(A block of data)
^^^^

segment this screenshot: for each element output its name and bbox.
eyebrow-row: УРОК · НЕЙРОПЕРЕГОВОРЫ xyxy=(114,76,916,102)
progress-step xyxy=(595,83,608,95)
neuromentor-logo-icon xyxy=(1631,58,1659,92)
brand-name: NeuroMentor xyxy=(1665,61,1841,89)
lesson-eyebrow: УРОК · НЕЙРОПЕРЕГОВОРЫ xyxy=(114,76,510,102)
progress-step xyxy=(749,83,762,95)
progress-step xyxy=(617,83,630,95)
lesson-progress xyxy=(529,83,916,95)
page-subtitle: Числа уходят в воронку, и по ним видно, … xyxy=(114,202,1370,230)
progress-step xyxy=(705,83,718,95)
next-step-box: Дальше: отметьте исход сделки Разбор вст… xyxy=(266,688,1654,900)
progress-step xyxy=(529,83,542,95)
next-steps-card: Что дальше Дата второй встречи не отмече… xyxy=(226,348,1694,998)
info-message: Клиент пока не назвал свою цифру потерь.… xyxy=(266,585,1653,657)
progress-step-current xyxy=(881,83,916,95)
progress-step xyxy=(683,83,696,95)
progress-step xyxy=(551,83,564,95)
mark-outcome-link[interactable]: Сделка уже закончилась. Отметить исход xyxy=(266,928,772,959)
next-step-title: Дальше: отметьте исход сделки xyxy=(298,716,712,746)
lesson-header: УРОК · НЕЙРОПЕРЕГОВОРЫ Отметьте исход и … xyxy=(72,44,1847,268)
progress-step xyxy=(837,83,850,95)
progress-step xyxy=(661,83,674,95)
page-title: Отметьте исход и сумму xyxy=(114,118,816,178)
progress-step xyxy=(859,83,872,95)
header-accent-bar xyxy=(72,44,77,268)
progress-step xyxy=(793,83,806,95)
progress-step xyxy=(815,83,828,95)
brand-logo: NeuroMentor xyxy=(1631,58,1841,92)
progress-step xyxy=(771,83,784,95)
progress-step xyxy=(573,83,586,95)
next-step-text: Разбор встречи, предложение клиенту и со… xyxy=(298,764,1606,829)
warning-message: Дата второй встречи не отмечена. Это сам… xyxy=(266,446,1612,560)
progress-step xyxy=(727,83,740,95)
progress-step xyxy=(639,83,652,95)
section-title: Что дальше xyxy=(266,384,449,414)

^^^^

● **WHAT YOU ARE ASKED TO DO**
List every entry line above that contains the string "сделки", matching its case exactly.

● **TASK SOLUTION**
next-step-box: Дальше: отметьте исход сделки Разбор вст… xyxy=(266,688,1654,900)
next-step-title: Дальше: отметьте исход сделки xyxy=(298,716,712,746)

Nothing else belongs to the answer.